:: PROBLEM SET ::
1. Answer from the article on William Tornabene:
(a) What position did Tornabene play?
(b) Which team did VMI lose to in the 1963 Oyster Bowl?
(c) In what city was Tornabene born?
2. Please write out, word for word, the part of the article on William Tornabene that opens with the words containing "American football player and coach (born" and closes with "loss against Navy.".

:: SUPPLIED TEXT ::
BEGIN

William Tornabene

Biographical details
- Born: March 14, 1942 (age 83) Pittsburgh, Pennsylvania, U.S.

Playing career
- 1961–1963: VMI
- Position(s): Center

Coaching career (HC unless noted)
- 1973: Waynesburg (assistant)
- 1974–1975: Peters Township HS (PA)
- 1976–1979: VMI (assistant)
- 1980–1982: Waynesburg (OC)
- 1983–1986: Waynesburg

Head coaching record
- Overall: 16–21–1 (college)

= William Tornabene =

American football player and coach (born 1942)

William S. Tornabene (born March 14, 1942) is former American football player and coach.

==Playing career==
Tornabene played college football at the Virginia Military Institute (VMI) from 1961 to 1963 and was co-captain of the team his senior year. This would have included the 1963 Oyster Bowl loss against Navy.

==Coaching career==
Tornabene was the head football coach at Waynesburg University in Waynesburg, Pennsylvania, serving for four seasons, from 1983 to 1986, and compiling a record of 16–21–1.

END

:: INPUT DATA ::
BEGIN

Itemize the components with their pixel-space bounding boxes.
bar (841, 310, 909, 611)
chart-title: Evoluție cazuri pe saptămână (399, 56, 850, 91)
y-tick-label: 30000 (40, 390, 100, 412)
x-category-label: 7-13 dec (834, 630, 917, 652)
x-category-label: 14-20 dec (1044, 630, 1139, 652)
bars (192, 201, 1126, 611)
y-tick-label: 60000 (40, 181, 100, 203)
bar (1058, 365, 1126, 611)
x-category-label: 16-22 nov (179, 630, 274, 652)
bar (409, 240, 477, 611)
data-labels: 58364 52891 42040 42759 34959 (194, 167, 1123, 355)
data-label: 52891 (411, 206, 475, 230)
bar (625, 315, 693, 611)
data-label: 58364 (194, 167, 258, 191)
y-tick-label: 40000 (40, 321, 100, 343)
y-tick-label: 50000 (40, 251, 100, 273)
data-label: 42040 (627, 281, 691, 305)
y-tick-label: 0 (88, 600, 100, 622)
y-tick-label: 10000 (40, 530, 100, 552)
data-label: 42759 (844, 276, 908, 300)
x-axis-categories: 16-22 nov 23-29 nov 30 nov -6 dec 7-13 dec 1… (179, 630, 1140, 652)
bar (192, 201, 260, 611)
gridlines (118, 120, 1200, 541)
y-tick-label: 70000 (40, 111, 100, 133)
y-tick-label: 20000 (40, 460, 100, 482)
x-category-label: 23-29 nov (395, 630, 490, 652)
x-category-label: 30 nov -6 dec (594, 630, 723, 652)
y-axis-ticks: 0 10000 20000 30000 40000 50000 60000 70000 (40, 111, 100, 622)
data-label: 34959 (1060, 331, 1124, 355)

END

:: ANSWERS ::
1.
(a) Center
(b) Navy
(c) Pittsburgh, Pennsylvania

2.
American football player and coach (born 1942)

William S. Tornabene (born March 14, 1942) is former American football player and coach.

==Playing career==
Tornabene played college football at the Virginia Military Institute (VMI) from 1961 to 1963 and was co-captain of the team his senior year. This would have included the 1963 Oyster Bowl loss against Navy.